Tally every line of the listing below that holds "Śniadecka", then give the tally alone.

──────────────────────────────

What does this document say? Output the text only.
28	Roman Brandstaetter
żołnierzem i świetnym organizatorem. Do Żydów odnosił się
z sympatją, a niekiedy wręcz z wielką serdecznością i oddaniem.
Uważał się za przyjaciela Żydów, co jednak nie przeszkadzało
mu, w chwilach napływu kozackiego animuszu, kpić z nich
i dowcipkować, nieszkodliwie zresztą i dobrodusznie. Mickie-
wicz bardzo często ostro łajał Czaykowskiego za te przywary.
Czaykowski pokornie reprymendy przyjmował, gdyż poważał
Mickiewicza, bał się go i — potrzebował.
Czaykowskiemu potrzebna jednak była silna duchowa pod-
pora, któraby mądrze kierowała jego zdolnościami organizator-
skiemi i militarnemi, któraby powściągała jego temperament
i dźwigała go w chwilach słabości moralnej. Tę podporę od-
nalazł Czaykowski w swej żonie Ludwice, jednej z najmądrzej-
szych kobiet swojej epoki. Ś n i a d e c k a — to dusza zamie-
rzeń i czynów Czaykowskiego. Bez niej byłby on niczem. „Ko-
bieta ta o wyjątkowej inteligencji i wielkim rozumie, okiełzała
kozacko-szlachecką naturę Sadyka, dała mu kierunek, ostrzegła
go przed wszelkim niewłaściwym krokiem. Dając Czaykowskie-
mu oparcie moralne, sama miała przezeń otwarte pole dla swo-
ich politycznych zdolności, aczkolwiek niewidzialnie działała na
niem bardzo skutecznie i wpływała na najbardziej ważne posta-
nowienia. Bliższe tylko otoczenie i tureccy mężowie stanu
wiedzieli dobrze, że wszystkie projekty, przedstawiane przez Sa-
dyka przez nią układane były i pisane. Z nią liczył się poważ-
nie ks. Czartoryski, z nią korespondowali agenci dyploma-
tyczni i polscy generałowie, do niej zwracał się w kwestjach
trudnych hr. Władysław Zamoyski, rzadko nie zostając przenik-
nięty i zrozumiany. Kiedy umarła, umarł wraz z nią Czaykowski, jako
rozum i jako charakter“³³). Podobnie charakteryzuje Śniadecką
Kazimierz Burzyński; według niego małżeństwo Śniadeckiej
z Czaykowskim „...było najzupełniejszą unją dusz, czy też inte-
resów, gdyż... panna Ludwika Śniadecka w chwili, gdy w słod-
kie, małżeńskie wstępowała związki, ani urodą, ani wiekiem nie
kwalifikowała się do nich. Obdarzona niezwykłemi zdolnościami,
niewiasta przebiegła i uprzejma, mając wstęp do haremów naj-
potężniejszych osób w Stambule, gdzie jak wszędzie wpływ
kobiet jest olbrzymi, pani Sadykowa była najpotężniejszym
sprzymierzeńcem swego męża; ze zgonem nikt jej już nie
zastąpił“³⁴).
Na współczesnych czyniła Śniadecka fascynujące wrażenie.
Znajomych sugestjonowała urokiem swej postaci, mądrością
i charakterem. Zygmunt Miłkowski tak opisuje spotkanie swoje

──────────────────────────────

__Response to the task__
2